[Items from a figure collection]
* begin *
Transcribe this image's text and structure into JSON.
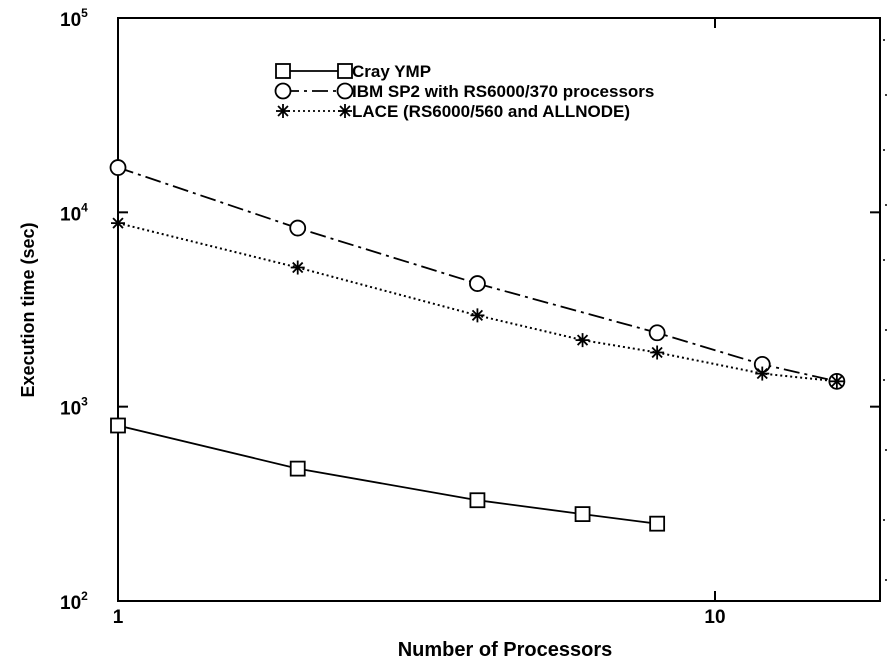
{
  "chart_data": {
    "type": "line",
    "xscale": "log",
    "yscale": "log",
    "xlabel": "Number of Processors",
    "ylabel": "Execution time (sec)",
    "xlim": [
      1,
      16
    ],
    "ylim": [
      100,
      100000
    ],
    "x_ticks": [
      {
        "value": 1,
        "label": "1"
      },
      {
        "value": 10,
        "label": "10"
      }
    ],
    "y_ticks": [
      {
        "value": 100,
        "base": "10",
        "exp": "2"
      },
      {
        "value": 1000,
        "base": "10",
        "exp": "3"
      },
      {
        "value": 10000,
        "base": "10",
        "exp": "4"
      },
      {
        "value": 100000,
        "base": "10",
        "exp": "5"
      }
    ],
    "grid": false,
    "legend_position": "top-right",
    "series": [
      {
        "name": "Cray YMP",
        "marker": "square",
        "line_style": "solid",
        "x": [
          1,
          2,
          4,
          6,
          8
        ],
        "y": [
          800,
          480,
          330,
          280,
          250
        ]
      },
      {
        "name": "IBM SP2 with RS6000/370 processors",
        "marker": "circle",
        "line_style": "dashdot",
        "x": [
          1,
          2,
          4,
          8,
          12,
          16
        ],
        "y": [
          17000,
          8300,
          4300,
          2400,
          1650,
          1350
        ]
      },
      {
        "name": "LACE (RS6000/560 and ALLNODE)",
        "marker": "asterisk",
        "line_style": "dotted",
        "x": [
          1,
          2,
          4,
          6,
          8,
          12,
          16
        ],
        "y": [
          8800,
          5200,
          2950,
          2200,
          1900,
          1480,
          1350
        ]
      }
    ]
  }
}
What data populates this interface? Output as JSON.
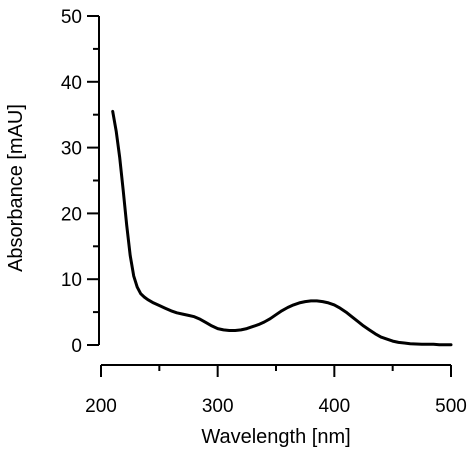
{
  "chart_data": {
    "type": "line",
    "xlabel": "Wavelength [nm]",
    "ylabel": "Absorbance [mAU]",
    "xlim": [
      200,
      500
    ],
    "ylim": [
      0,
      50
    ],
    "x_ticks": [
      200,
      300,
      400,
      500
    ],
    "x_minor_ticks": [
      250,
      350,
      450
    ],
    "y_ticks": [
      0,
      10,
      20,
      30,
      40,
      50
    ],
    "y_minor_ticks": [
      5,
      15,
      25,
      35,
      45
    ],
    "grid": false,
    "series": [
      {
        "color": "#000000",
        "x": [
          210,
          213,
          216,
          219,
          222,
          225,
          228,
          231,
          234,
          237,
          240,
          245,
          250,
          255,
          260,
          265,
          270,
          275,
          280,
          285,
          290,
          295,
          300,
          305,
          310,
          315,
          320,
          325,
          330,
          335,
          340,
          345,
          350,
          355,
          360,
          365,
          370,
          375,
          380,
          385,
          390,
          395,
          400,
          405,
          410,
          415,
          420,
          425,
          430,
          435,
          440,
          445,
          450,
          455,
          460,
          465,
          470,
          475,
          480,
          485,
          490,
          495,
          500
        ],
        "y": [
          35.5,
          32.5,
          28.5,
          23.5,
          18.2,
          13.6,
          10.5,
          8.8,
          7.8,
          7.3,
          6.9,
          6.4,
          6.0,
          5.6,
          5.2,
          4.9,
          4.7,
          4.5,
          4.3,
          3.9,
          3.4,
          2.9,
          2.5,
          2.3,
          2.2,
          2.2,
          2.3,
          2.5,
          2.8,
          3.1,
          3.5,
          4.0,
          4.6,
          5.2,
          5.7,
          6.1,
          6.4,
          6.6,
          6.7,
          6.7,
          6.6,
          6.4,
          6.1,
          5.6,
          5.0,
          4.3,
          3.6,
          2.9,
          2.3,
          1.7,
          1.2,
          0.9,
          0.6,
          0.4,
          0.3,
          0.2,
          0.15,
          0.1,
          0.1,
          0.1,
          0.05,
          0.05,
          0.05
        ]
      }
    ]
  }
}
* end *
Go through the data and gather every line that holds "marker".

        "marker": "square",
        "marker": "circle",
        "marker": "asterisk",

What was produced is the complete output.